WHAT YOU SHOULD DO:
Using the data below, repeat all of it precisely.

DATA SUPPLIED:
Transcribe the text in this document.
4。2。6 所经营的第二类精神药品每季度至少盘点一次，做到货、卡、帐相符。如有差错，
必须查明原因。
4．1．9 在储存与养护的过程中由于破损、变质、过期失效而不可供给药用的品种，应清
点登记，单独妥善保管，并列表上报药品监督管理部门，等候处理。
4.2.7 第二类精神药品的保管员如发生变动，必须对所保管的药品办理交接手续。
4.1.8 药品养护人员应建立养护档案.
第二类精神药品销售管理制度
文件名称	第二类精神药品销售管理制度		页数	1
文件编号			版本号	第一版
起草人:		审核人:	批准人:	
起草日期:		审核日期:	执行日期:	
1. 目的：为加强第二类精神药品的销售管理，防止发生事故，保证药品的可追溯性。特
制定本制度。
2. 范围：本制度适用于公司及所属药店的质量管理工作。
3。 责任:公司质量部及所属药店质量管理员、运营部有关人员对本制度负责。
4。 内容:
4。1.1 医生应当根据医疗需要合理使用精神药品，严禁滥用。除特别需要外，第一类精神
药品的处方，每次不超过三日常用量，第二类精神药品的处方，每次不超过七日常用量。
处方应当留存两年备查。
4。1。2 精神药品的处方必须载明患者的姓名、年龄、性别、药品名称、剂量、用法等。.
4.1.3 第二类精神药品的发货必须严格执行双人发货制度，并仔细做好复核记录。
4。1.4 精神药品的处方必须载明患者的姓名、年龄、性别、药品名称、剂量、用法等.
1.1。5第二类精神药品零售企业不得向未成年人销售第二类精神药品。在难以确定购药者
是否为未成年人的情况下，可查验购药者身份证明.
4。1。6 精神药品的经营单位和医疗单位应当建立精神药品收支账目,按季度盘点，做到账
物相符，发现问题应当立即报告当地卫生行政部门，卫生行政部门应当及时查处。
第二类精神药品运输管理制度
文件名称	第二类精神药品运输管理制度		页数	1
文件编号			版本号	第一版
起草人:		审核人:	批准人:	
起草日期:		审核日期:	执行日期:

WRITTEN RESPONSE:
Transcribe the text in this document.
4。2。6 所经营的第二类精神药品每季度至少盘点一次，做到货、卡、帐相符。如有差错，
必须查明原因。
4．1．9 在储存与养护的过程中由于破损、变质、过期失效而不可供给药用的品种，应清
点登记，单独妥善保管，并列表上报药品监督管理部门，等候处理。
4.2.7 第二类精神药品的保管员如发生变动，必须对所保管的药品办理交接手续。
4.1.8 药品养护人员应建立养护档案.
第二类精神药品销售管理制度
文件名称	第二类精神药品销售管理制度		页数	1
文件编号			版本号	第一版
起草人:		审核人:	批准人:	
起草日期:		审核日期:	执行日期:	
1. 目的：为加强第二类精神药品的销售管理，防止发生事故，保证药品的可追溯性。特
制定本制度。
2. 范围：本制度适用于公司及所属药店的质量管理工作。
3。 责任:公司质量部及所属药店质量管理员、运营部有关人员对本制度负责。
4。 内容:
4。1.1 医生应当根据医疗需要合理使用精神药品，严禁滥用。除特别需要外，第一类精神
药品的处方，每次不超过三日常用量，第二类精神药品的处方，每次不超过七日常用量。
处方应当留存两年备查。
4。1。2 精神药品的处方必须载明患者的姓名、年龄、性别、药品名称、剂量、用法等。.
4.1.3 第二类精神药品的发货必须严格执行双人发货制度，并仔细做好复核记录。
4。1.4 精神药品的处方必须载明患者的姓名、年龄、性别、药品名称、剂量、用法等.
1.1。5第二类精神药品零售企业不得向未成年人销售第二类精神药品。在难以确定购药者
是否为未成年人的情况下，可查验购药者身份证明.
4。1。6 精神药品的经营单位和医疗单位应当建立精神药品收支账目,按季度盘点，做到账
物相符，发现问题应当立即报告当地卫生行政部门，卫生行政部门应当及时查处。
第二类精神药品运输管理制度
文件名称	第二类精神药品运输管理制度		页数	1
文件编号			版本号	第一版
起草人:		审核人:	批准人:	
起草日期:		审核日期:	执行日期:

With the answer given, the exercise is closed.